-- begin Stored data --

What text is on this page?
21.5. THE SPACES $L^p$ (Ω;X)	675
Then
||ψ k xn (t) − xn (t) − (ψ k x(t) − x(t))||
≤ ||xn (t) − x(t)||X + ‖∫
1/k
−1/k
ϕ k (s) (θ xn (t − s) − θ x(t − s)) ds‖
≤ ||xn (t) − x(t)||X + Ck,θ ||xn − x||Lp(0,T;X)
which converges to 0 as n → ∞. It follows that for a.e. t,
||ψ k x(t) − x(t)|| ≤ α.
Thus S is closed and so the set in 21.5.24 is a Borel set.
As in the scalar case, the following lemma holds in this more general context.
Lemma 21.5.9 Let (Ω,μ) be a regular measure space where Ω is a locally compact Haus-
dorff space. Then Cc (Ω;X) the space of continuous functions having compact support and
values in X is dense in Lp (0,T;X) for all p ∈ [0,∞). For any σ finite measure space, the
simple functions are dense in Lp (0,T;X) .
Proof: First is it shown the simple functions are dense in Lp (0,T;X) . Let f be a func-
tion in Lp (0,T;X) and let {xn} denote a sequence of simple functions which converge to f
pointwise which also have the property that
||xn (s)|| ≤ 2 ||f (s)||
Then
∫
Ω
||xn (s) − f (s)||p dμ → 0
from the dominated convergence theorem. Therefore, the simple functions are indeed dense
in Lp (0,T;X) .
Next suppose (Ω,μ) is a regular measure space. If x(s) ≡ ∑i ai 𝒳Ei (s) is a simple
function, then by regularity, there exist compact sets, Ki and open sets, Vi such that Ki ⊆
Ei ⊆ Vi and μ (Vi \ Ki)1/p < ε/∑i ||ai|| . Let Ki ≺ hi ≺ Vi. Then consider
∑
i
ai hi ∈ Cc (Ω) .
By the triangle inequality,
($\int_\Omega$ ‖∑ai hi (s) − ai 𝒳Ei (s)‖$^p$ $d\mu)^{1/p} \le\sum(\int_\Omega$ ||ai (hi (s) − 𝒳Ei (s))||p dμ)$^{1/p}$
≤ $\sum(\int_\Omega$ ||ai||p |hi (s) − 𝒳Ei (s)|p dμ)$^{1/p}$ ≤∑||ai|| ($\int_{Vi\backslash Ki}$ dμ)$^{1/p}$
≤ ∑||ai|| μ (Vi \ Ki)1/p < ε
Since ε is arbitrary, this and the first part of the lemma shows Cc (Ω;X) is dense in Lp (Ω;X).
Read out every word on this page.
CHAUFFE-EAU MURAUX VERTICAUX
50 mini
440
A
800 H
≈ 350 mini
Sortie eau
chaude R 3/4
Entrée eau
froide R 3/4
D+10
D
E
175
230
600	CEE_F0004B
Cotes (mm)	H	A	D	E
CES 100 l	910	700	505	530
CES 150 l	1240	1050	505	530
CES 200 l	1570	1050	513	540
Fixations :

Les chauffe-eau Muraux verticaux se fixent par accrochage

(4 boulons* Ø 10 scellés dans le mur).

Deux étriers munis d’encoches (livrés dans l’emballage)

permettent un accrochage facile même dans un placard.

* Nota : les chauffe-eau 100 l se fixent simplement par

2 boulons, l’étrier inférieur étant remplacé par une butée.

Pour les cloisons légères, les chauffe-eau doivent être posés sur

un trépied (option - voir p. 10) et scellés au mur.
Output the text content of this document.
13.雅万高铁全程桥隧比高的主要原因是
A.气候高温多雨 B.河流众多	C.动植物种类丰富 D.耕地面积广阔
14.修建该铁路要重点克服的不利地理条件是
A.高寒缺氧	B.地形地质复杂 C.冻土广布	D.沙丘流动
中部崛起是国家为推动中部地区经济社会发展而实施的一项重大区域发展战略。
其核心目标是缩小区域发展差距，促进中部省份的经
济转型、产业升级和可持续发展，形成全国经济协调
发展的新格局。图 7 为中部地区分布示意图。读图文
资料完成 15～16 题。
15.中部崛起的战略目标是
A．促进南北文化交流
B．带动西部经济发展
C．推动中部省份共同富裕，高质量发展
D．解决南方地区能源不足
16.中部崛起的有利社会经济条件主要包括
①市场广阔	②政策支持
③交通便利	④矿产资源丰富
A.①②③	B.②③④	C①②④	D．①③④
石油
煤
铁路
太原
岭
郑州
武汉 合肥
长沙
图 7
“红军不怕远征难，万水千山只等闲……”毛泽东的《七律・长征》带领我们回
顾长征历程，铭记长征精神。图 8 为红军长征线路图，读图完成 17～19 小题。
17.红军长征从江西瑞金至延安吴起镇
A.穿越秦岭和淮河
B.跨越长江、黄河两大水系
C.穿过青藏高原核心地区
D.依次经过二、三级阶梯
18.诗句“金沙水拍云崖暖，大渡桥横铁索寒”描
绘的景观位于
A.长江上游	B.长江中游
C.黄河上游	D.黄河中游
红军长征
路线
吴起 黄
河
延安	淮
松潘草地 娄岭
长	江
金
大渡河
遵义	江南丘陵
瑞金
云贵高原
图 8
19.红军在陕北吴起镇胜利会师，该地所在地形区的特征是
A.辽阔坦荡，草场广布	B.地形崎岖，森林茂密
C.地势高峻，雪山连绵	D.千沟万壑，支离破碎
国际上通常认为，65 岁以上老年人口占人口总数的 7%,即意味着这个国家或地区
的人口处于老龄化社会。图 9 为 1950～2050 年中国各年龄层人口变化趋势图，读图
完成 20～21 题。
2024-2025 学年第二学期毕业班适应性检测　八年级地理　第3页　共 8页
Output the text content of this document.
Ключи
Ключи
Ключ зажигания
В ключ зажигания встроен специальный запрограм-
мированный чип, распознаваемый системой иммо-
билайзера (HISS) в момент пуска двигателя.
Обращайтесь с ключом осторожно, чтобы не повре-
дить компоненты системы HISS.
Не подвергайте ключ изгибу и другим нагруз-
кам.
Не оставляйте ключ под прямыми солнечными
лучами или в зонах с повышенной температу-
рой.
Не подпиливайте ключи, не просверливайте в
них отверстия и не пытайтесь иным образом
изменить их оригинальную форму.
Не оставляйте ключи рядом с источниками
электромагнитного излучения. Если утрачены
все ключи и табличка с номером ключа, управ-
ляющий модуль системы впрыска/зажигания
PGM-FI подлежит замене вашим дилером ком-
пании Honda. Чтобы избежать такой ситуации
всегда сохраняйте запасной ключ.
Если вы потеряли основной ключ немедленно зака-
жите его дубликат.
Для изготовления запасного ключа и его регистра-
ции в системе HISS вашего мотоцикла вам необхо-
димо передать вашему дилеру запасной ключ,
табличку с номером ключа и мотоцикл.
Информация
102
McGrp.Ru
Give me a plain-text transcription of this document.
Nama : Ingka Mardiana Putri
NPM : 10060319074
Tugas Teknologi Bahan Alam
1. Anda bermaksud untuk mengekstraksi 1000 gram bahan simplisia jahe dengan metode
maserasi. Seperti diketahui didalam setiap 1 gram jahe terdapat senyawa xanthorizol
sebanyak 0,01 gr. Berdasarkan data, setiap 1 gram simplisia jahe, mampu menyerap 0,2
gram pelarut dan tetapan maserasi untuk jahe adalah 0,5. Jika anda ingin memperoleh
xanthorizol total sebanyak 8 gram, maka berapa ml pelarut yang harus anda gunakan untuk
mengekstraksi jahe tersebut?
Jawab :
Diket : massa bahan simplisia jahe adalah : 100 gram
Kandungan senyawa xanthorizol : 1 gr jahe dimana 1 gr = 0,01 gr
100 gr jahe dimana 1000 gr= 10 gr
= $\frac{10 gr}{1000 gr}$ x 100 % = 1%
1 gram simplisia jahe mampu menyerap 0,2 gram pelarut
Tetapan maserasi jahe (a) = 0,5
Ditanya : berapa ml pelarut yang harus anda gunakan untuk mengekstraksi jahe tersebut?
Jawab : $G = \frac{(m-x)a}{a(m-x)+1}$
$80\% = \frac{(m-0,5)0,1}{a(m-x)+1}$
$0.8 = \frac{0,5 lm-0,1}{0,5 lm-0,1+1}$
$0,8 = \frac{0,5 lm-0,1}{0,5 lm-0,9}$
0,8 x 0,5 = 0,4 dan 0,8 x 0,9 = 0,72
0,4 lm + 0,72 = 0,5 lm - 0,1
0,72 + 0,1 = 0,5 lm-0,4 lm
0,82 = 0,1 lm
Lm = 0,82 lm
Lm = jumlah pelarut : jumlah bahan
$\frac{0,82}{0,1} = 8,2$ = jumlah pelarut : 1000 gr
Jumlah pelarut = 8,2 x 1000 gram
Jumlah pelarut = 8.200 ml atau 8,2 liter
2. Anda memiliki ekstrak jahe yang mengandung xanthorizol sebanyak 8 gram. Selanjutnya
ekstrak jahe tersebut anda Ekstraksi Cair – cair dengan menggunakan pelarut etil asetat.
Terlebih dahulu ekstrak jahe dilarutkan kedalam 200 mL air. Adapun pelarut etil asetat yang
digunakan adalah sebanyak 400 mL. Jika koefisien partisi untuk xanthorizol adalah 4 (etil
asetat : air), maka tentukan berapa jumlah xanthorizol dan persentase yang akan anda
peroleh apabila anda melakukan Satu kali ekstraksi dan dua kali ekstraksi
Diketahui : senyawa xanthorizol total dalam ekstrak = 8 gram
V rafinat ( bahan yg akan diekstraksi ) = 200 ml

-- end Stored data --

Find and copy each line above that includes the string "adalah".

#### [Output for this task]
gram pelarut dan tetapan maserasi untuk jahe adalah 0,5. Jika anda ingin memperoleh
Diket : massa bahan simplisia jahe adalah : 100 gram
digunakan adalah sebanyak 400 mL. Jika koefisien partisi untuk xanthorizol adalah 4 (etil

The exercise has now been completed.